> _What you will do_
Below are the records. List every line holding the word "opportunities".

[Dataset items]
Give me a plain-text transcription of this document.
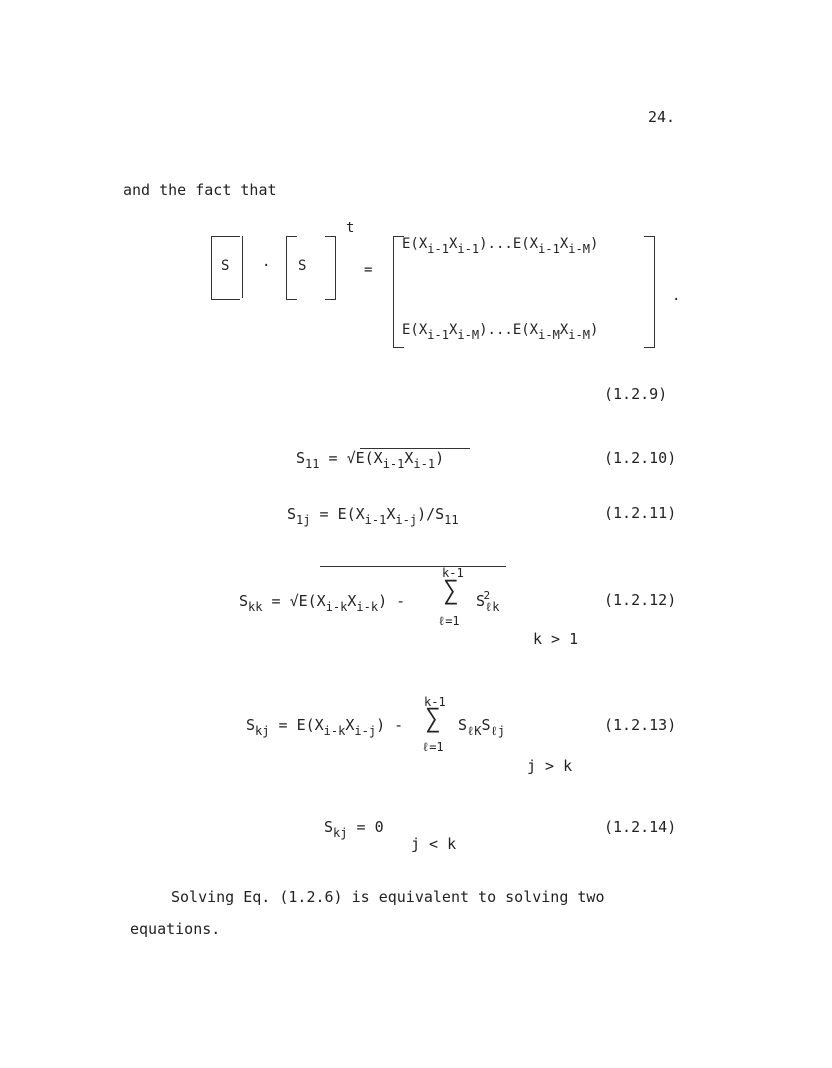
24.
and the fact that
S · S
t
=
E(Xi-1Xi-1)...E(Xi-1Xi-M)
E(Xi-1Xi-M)...E(Xi-MXi-M)
.
(1.2.9)
$S_{11} = √E(X_{i-1}X_{i-1})$	(1.2.10)
$S_{1j} = E(X_{i-1}X_{i-j})/S_{11}$	(1.2.11)
$S_{kk} = √E(X_{i-k}X_{i-k})$ -
k-1
∑
ℓ=1
$S_{\ell k}^2$	(1.2.12)
k > 1
$S_{kj} = E(X_{i-k}X_{i-j})$ -
k-1
∑
ℓ=1
$S_{\ell K}S_{\ell j}$	(1.2.13)
j > k
$S_{kj} = 0$
j < k
(1.2.14)
Solving Eq. (1.2.6) is equivalent to solving two
equations.
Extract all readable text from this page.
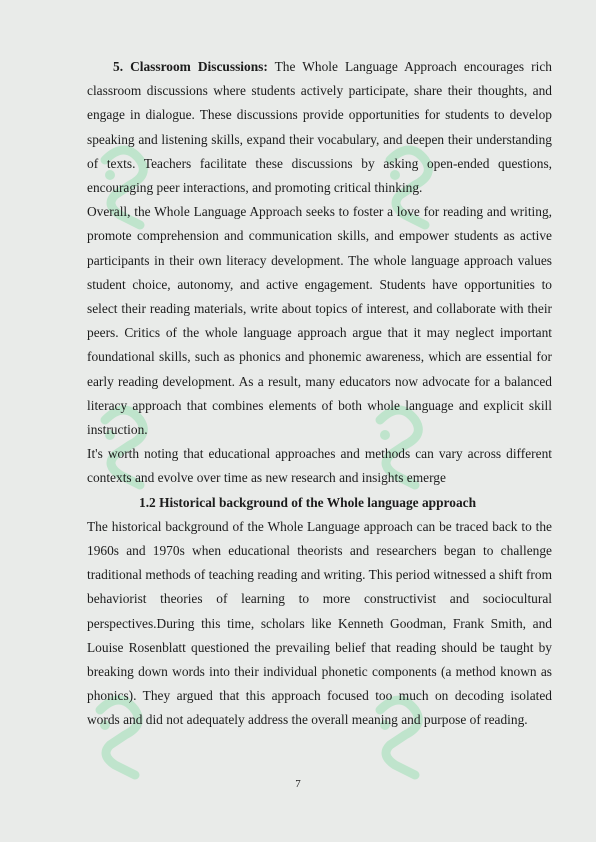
5. Classroom Discussions: The Whole Language Approach encourages rich classroom discussions where students actively participate, share their thoughts, and engage in dialogue. These discussions provide opportunities for students to develop speaking and listening skills, expand their vocabulary, and deepen their understanding of texts. Teachers facilitate these discussions by asking open-ended questions, encouraging peer interactions, and promoting critical thinking.

Overall, the Whole Language Approach seeks to foster a love for reading and writing, promote comprehension and communication skills, and empower students as active participants in their own literacy development. The whole language approach values student choice, autonomy, and active engagement. Students have opportunities to select their reading materials, write about topics of interest, and collaborate with their peers. Critics of the whole language approach argue that it may neglect important foundational skills, such as phonics and phonemic awareness, which are essential for early reading development. As a result, many educators now advocate for a balanced literacy approach that combines elements of both whole language and explicit skill instruction.

It's worth noting that educational approaches and methods can vary across different contexts and evolve over time as new research and insights emerge

1.2 Historical background of the Whole language approach

The historical background of the Whole Language approach can be traced back to the 1960s and 1970s when educational theorists and researchers began to challenge traditional methods of teaching reading and writing. This period witnessed a shift from behaviorist theories of learning to more constructivist and sociocultural perspectives.During this time, scholars like Kenneth Goodman, Frank Smith, and Louise Rosenblatt questioned the prevailing belief that reading should be taught by breaking down words into their individual phonetic components (a method known as phonics). They argued that this approach focused too much on decoding isolated words and did not adequately address the overall meaning and purpose of reading.

7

> _Correct result_
5. Classroom Discussions: The Whole Language Approach encourages rich classroom discussions where students actively participate, share their thoughts, and engage in dialogue. These discussions provide opportunities for students to develop speaking and listening skills, expand their vocabulary, and deepen their understanding of texts. Teachers facilitate these discussions by asking open-ended questions, encouraging peer interactions, and promoting critical thinking.
Overall, the Whole Language Approach seeks to foster a love for reading and writing, promote comprehension and communication skills, and empower students as active participants in their own literacy development. The whole language approach values student choice, autonomy, and active engagement. Students have opportunities to select their reading materials, write about topics of interest, and collaborate with their peers. Critics of the whole language approach argue that it may neglect important foundational skills, such as phonics and phonemic awareness, which are essential for early reading development. As a result, many educators now advocate for a balanced literacy approach that combines elements of both whole language and explicit skill instruction.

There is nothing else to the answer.